(Stored data)

+ + +

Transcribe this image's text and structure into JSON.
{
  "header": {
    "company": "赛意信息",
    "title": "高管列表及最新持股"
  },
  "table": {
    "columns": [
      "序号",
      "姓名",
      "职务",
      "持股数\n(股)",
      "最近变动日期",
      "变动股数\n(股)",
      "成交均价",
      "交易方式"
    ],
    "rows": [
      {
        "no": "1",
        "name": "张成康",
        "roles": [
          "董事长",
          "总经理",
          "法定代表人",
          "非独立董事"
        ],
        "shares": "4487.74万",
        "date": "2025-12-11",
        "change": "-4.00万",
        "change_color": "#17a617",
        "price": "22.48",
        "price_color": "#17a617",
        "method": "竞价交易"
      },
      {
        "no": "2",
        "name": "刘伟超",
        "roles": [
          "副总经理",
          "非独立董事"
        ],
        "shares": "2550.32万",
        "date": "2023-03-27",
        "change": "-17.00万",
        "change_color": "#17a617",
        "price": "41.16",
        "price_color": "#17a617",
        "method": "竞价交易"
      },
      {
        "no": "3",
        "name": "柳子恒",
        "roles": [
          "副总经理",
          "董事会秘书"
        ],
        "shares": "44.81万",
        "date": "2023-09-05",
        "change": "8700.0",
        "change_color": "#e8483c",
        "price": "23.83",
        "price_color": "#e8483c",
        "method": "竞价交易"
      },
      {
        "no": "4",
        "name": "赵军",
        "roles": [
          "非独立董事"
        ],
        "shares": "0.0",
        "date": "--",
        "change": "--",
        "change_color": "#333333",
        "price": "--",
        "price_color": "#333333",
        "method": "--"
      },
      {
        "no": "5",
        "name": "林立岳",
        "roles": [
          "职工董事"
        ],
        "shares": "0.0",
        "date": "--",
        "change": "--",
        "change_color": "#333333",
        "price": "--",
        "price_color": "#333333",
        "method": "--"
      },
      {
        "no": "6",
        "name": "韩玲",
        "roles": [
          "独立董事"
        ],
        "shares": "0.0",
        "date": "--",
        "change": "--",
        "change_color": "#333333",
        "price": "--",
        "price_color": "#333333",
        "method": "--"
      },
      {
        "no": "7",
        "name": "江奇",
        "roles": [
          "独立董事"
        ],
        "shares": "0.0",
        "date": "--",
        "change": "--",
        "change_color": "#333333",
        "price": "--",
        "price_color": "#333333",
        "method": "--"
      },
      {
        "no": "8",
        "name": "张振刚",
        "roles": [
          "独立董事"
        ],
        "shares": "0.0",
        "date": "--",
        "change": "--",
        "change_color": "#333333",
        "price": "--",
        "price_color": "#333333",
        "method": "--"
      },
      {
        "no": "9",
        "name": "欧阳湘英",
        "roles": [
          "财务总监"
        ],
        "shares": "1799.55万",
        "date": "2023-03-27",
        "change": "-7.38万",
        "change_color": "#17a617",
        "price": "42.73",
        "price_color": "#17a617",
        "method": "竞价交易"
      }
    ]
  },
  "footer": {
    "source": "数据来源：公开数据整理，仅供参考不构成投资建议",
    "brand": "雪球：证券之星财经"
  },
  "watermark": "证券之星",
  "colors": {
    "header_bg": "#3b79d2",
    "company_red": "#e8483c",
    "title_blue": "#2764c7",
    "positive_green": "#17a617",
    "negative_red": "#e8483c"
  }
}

+ + +

Copy, from the material above, each line in which the string "name" occurs.

        "name": "张成康",
        "name": "刘伟超",
        "name": "柳子恒",
        "name": "赵军",
        "name": "林立岳",
        "name": "韩玲",
        "name": "江奇",
        "name": "张振刚",
        "name": "欧阳湘英",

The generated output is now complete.